*Given request*.
Review the listing and copy each line that holds the word "this".
┄┄┄┄┄┄┄┄┄┄┄┄┄┄┄┄┄┄┄┄
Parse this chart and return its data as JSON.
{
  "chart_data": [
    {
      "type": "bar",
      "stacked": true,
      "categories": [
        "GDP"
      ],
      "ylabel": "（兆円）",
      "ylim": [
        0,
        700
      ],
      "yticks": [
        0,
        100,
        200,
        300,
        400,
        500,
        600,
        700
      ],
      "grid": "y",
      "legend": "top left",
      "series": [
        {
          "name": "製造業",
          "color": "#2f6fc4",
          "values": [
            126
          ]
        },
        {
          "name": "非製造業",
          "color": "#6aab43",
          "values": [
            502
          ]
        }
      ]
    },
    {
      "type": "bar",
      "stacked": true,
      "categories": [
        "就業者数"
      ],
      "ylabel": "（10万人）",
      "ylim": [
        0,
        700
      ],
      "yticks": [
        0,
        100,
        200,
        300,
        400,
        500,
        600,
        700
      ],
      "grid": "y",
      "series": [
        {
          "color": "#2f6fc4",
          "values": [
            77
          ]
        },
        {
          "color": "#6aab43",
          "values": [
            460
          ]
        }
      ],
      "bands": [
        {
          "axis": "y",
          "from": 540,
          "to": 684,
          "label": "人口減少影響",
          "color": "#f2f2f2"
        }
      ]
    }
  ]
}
┄┄┄┄┄┄┄┄┄┄┄┄┄┄┄┄┄┄┄┄
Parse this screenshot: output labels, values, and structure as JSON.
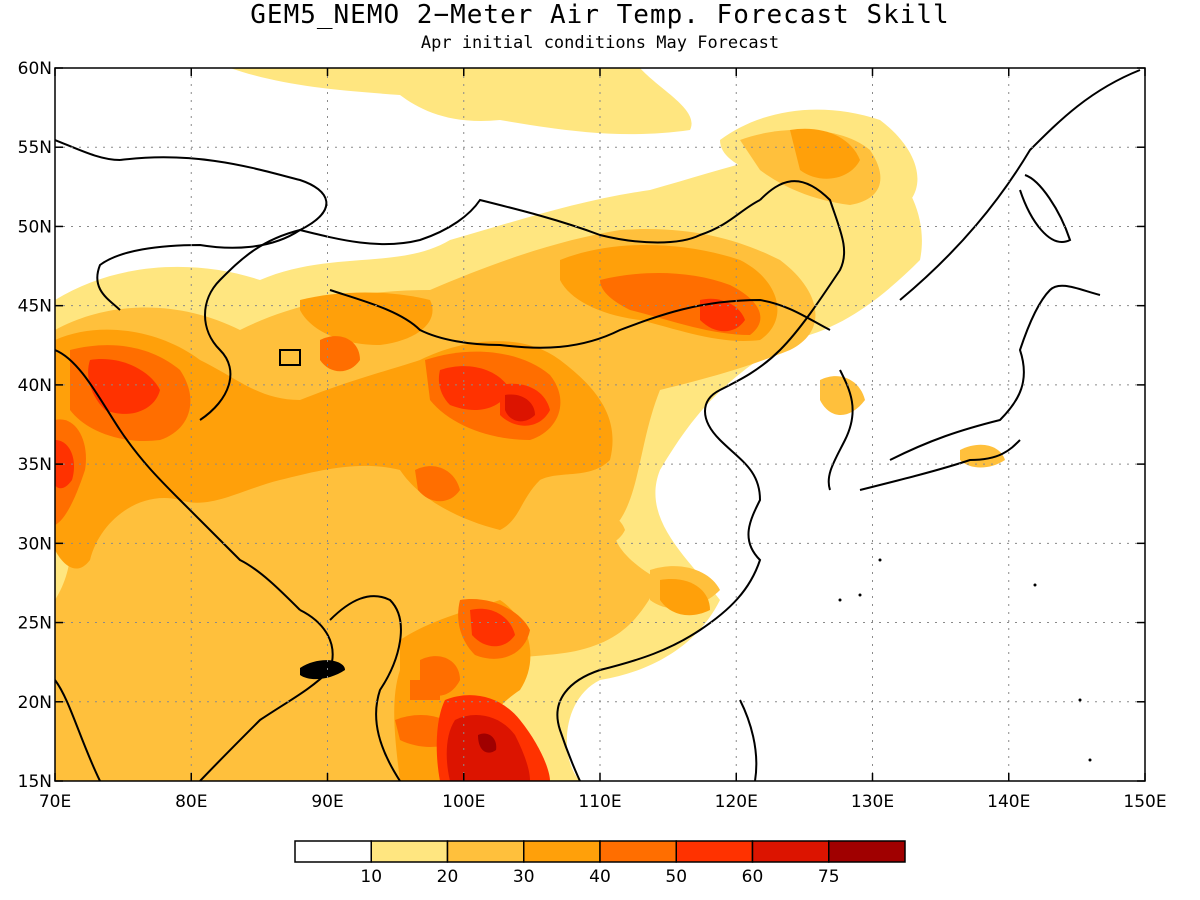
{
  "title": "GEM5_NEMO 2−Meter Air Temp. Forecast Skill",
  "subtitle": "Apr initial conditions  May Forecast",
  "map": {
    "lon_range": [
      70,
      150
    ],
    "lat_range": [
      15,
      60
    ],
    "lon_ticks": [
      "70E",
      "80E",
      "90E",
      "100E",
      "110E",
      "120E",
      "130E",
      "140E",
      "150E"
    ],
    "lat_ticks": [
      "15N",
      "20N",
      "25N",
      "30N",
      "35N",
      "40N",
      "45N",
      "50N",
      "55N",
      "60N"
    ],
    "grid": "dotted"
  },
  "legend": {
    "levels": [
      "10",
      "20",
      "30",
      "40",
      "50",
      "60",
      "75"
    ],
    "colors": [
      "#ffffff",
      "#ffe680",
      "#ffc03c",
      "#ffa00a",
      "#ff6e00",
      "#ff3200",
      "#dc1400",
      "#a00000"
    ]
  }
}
┄┄┄┄┄┄┄┄┄┄┄┄┄┄┄┄┄┄┄┄
*Answer to the task*.
Parse this chart and return its data as JSON.
Parse this screenshot: output labels, values, and structure as JSON.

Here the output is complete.